Chart and figure data:

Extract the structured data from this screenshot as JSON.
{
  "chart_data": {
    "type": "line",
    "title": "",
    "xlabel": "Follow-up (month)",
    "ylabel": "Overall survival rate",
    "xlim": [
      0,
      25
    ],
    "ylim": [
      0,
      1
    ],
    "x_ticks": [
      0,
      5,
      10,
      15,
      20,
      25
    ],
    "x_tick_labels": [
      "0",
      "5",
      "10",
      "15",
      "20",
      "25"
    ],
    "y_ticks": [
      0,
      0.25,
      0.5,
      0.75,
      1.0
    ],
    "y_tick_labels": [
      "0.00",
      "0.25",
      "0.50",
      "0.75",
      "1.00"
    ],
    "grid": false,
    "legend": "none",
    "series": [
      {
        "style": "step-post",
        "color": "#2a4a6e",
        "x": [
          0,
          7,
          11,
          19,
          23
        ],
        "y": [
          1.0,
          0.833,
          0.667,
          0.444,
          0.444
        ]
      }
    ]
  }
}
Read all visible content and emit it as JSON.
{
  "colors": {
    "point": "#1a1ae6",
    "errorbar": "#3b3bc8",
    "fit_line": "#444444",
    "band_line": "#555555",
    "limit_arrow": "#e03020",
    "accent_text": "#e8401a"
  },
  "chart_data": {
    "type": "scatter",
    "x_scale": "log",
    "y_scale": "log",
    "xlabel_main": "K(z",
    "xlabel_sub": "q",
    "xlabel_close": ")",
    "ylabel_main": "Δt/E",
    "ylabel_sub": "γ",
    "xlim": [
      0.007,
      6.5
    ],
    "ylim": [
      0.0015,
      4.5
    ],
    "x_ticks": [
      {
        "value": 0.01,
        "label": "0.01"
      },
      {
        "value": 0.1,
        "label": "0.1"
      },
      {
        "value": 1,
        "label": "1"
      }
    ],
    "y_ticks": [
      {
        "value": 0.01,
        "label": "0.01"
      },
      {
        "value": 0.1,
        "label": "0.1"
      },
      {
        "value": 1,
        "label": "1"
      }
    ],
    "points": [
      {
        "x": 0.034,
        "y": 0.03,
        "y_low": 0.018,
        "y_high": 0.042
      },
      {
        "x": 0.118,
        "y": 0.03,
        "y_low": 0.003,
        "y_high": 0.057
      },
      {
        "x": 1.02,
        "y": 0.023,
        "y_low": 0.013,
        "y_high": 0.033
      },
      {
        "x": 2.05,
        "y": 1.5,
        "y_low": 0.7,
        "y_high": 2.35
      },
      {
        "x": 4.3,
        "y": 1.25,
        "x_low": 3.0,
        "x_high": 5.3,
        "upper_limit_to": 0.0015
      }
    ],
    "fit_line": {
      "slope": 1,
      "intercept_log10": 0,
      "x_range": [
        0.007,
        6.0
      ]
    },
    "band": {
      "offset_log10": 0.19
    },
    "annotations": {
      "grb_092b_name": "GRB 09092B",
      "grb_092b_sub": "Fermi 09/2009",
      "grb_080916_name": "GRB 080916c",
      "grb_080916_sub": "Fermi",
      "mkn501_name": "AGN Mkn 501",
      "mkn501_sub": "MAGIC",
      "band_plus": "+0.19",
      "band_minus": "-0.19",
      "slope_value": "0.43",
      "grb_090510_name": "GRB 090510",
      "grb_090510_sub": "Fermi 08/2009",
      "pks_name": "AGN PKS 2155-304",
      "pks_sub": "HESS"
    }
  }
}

SHORT PROBLEM: Output an exact copy of each record.

TASK SOLUTION:
Extract the structured data from this screenshot as JSON.
{
  "chart_data": {
    "type": "line",
    "title": "",
    "xlabel": "Follow-up (month)",
    "ylabel": "Overall survival rate",
    "xlim": [
      0,
      25
    ],
    "ylim": [
      0,
      1
    ],
    "x_ticks": [
      0,
      5,
      10,
      15,
      20,
      25
    ],
    "x_tick_labels": [
      "0",
      "5",
      "10",
      "15",
      "20",
      "25"
    ],
    "y_ticks": [
      0,
      0.25,
      0.5,
      0.75,
      1.0
    ],
    "y_tick_labels": [
      "0.00",
      "0.25",
      "0.50",
      "0.75",
      "1.00"
    ],
    "grid": false,
    "legend": "none",
    "series": [
      {
        "style": "step-post",
        "color": "#2a4a6e",
        "x": [
          0,
          7,
          11,
          19,
          23
        ],
        "y": [
          1.0,
          0.833,
          0.667,
          0.444,
          0.444
        ]
      }
    ]
  }
}
Read all visible content and emit it as JSON.
{
  "colors": {
    "point": "#1a1ae6",
    "errorbar": "#3b3bc8",
    "fit_line": "#444444",
    "band_line": "#555555",
    "limit_arrow": "#e03020",
    "accent_text": "#e8401a"
  },
  "chart_data": {
    "type": "scatter",
    "x_scale": "log",
    "y_scale": "log",
    "xlabel_main": "K(z",
    "xlabel_sub": "q",
    "xlabel_close": ")",
    "ylabel_main": "Δt/E",
    "ylabel_sub": "γ",
    "xlim": [
      0.007,
      6.5
    ],
    "ylim": [
      0.0015,
      4.5
    ],
    "x_ticks": [
      {
        "value": 0.01,
        "label": "0.01"
      },
      {
        "value": 0.1,
        "label": "0.1"
      },
      {
        "value": 1,
        "label": "1"
      }
    ],
    "y_ticks": [
      {
        "value": 0.01,
        "label": "0.01"
      },
      {
        "value": 0.1,
        "label": "0.1"
      },
      {
        "value": 1,
        "label": "1"
      }
    ],
    "points": [
      {
        "x": 0.034,
        "y": 0.03,
        "y_low": 0.018,
        "y_high": 0.042
      },
      {
        "x": 0.118,
        "y": 0.03,
        "y_low": 0.003,
        "y_high": 0.057
      },
      {
        "x": 1.02,
        "y": 0.023,
        "y_low": 0.013,
        "y_high": 0.033
      },
      {
        "x": 2.05,
        "y": 1.5,
        "y_low": 0.7,
        "y_high": 2.35
      },
      {
        "x": 4.3,
        "y": 1.25,
        "x_low": 3.0,
        "x_high": 5.3,
        "upper_limit_to": 0.0015
      }
    ],
    "fit_line": {
      "slope": 1,
      "intercept_log10": 0,
      "x_range": [
        0.007,
        6.0
      ]
    },
    "band": {
      "offset_log10": 0.19
    },
    "annotations": {
      "grb_092b_name": "GRB 09092B",
      "grb_092b_sub": "Fermi 09/2009",
      "grb_080916_name": "GRB 080916c",
      "grb_080916_sub": "Fermi",
      "mkn501_name": "AGN Mkn 501",
      "mkn501_sub": "MAGIC",
      "band_plus": "+0.19",
      "band_minus": "-0.19",
      "slope_value": "0.43",
      "grb_090510_name": "GRB 090510",
      "grb_090510_sub": "Fermi 08/2009",
      "pks_name": "AGN PKS 2155-304",
      "pks_sub": "HESS"
    }
  }
}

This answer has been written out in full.